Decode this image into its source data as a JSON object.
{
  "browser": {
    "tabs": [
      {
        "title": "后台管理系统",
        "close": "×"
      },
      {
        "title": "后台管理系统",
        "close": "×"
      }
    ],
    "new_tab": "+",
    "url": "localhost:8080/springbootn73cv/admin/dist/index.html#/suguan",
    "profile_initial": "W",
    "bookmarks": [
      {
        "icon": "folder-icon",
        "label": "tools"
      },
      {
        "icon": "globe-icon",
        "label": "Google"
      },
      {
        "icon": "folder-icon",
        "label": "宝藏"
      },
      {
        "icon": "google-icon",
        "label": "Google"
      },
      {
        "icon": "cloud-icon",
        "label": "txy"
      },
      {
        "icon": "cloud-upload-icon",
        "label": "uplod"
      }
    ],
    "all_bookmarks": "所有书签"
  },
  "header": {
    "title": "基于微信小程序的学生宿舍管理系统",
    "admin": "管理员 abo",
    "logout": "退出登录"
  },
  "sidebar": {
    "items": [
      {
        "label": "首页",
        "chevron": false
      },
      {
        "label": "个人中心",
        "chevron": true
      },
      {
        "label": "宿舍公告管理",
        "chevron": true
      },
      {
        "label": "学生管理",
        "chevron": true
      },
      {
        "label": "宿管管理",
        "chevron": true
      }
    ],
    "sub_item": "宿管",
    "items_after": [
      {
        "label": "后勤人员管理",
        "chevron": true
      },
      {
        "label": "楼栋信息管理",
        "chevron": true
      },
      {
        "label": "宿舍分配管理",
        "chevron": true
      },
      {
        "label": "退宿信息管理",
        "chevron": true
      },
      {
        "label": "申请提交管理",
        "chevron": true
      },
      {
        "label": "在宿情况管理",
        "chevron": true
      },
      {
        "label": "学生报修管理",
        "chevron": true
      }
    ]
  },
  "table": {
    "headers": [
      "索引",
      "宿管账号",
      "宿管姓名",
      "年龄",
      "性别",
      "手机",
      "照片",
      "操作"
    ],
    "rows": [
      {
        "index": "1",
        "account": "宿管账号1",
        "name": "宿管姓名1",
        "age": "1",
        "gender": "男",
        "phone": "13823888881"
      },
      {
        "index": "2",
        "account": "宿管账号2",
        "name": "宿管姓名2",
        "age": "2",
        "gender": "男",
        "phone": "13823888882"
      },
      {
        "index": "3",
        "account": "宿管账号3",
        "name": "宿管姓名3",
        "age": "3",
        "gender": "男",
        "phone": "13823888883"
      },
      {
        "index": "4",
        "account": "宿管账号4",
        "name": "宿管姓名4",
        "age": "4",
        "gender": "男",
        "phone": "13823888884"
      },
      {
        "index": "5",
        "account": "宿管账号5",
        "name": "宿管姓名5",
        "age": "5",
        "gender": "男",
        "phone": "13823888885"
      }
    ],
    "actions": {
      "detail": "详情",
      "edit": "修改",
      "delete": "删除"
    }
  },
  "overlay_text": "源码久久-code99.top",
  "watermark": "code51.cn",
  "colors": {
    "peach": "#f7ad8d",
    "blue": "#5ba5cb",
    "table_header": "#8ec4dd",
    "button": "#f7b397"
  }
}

......

# Task goal
Show each line in the entries that holds the string "index".

# Result for this exercise
    "url": "localhost:8080/springbootn73cv/admin/dist/index.html#/suguan",
        "index": "1",
        "index": "2",
        "index": "3",
        "index": "4",
        "index": "5",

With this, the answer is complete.